> EXERCISE REQUIREMENTS: Collect all lines below with the string "data".

-- Begin INPUT --

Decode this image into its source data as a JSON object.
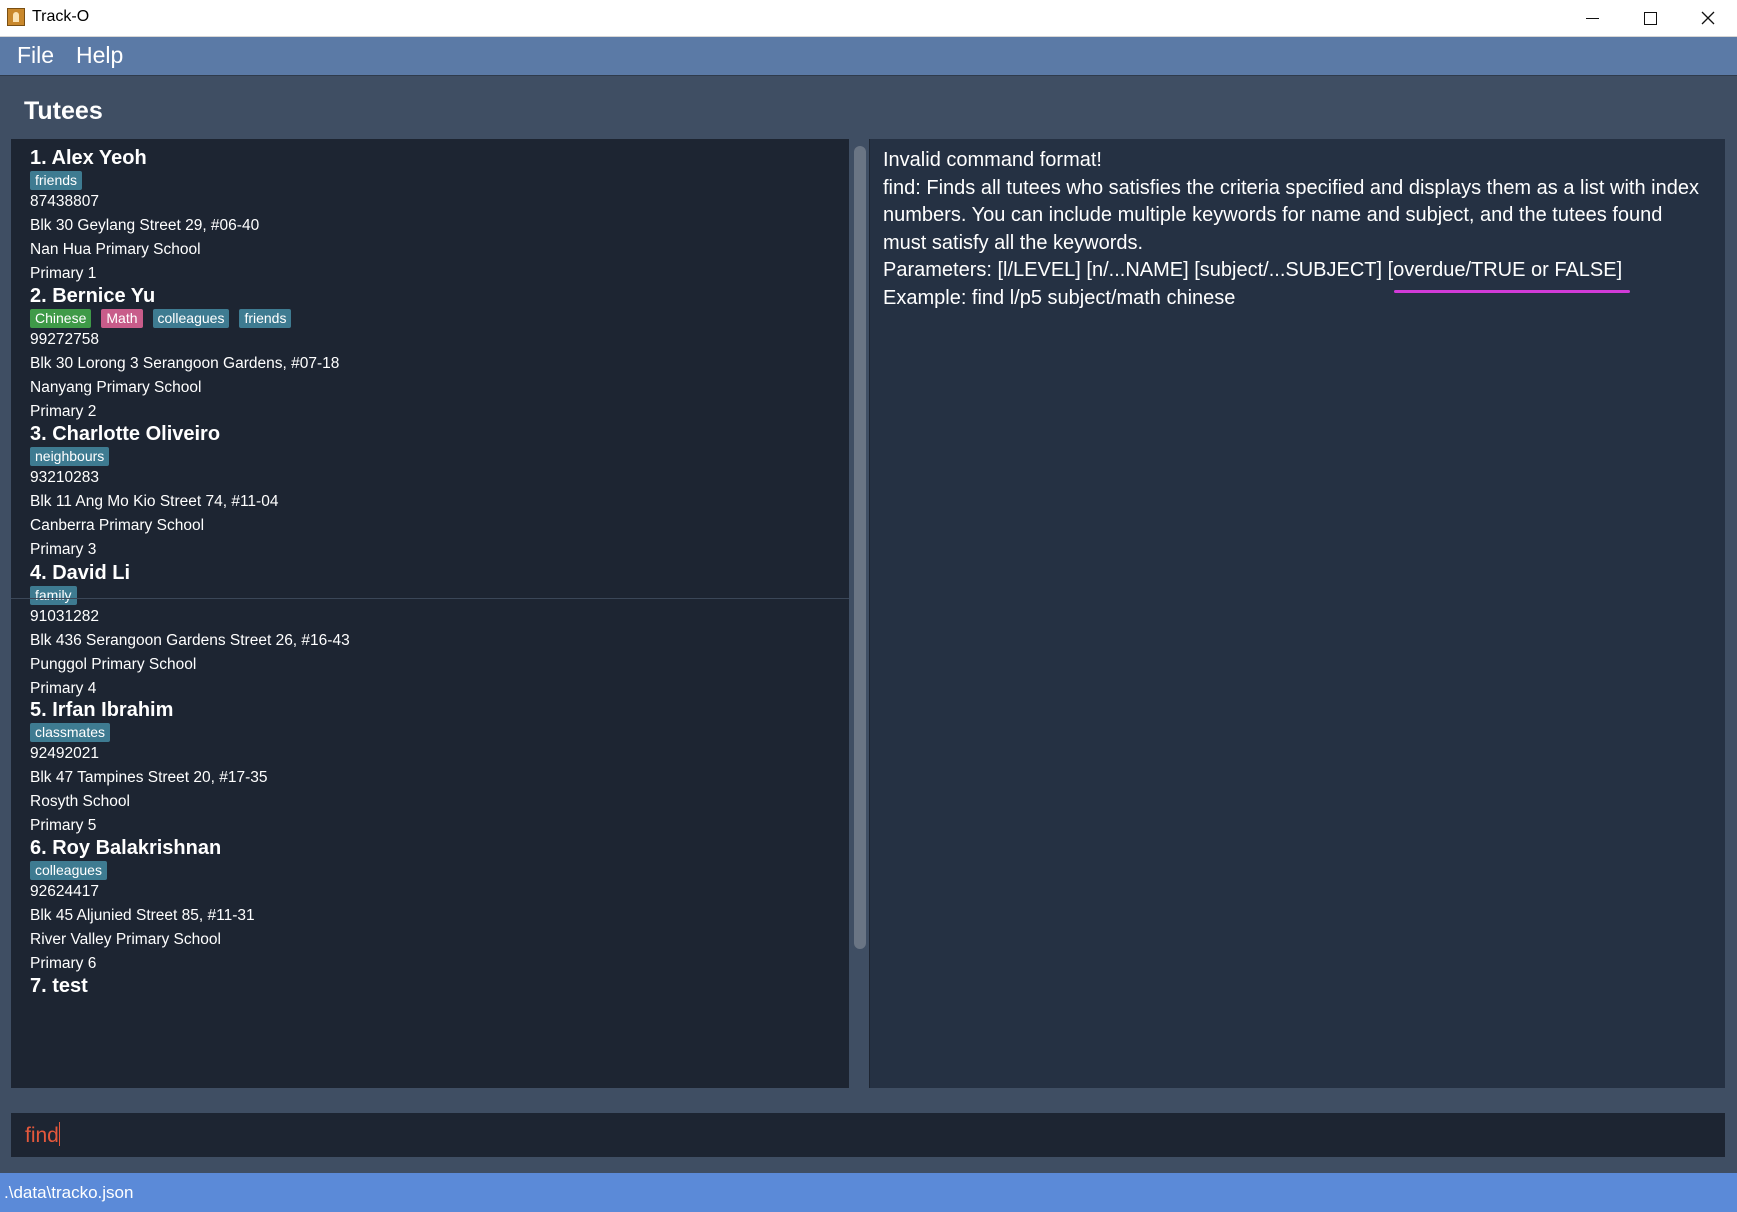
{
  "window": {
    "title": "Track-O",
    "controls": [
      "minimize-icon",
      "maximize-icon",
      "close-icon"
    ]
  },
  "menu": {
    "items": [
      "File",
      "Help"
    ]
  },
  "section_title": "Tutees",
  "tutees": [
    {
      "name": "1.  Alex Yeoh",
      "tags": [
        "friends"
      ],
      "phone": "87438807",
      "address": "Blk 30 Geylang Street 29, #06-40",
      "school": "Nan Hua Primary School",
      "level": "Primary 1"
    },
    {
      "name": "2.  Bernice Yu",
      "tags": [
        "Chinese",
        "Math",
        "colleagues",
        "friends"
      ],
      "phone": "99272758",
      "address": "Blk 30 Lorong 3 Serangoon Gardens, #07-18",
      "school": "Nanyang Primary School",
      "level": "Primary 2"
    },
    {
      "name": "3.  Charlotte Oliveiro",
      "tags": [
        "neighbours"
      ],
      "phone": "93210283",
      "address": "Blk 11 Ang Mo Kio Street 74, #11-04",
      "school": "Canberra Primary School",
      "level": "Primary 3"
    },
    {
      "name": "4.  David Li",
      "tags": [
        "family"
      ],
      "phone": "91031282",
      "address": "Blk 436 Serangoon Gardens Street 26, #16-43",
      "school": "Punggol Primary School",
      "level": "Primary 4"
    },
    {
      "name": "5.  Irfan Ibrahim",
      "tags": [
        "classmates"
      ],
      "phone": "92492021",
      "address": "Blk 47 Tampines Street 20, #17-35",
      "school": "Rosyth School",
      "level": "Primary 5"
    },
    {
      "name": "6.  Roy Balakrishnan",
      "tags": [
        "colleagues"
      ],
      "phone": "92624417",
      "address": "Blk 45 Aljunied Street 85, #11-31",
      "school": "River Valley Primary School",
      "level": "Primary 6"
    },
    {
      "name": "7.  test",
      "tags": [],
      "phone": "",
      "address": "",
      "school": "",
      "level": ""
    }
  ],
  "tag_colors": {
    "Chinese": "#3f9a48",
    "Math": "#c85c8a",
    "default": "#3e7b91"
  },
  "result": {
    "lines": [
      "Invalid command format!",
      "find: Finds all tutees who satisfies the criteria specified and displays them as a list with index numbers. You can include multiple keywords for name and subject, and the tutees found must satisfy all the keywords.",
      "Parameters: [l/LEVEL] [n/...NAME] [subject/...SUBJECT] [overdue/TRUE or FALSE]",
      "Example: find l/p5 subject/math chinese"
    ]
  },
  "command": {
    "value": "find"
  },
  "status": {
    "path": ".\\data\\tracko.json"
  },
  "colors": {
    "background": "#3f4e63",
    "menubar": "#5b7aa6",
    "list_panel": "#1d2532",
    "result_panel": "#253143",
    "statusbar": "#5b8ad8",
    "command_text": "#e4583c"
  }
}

-- End INPUT --

> TASK RESULT:
Decode this image into its source data as a JSON object.
    "path": ".\\data\\tracko.json"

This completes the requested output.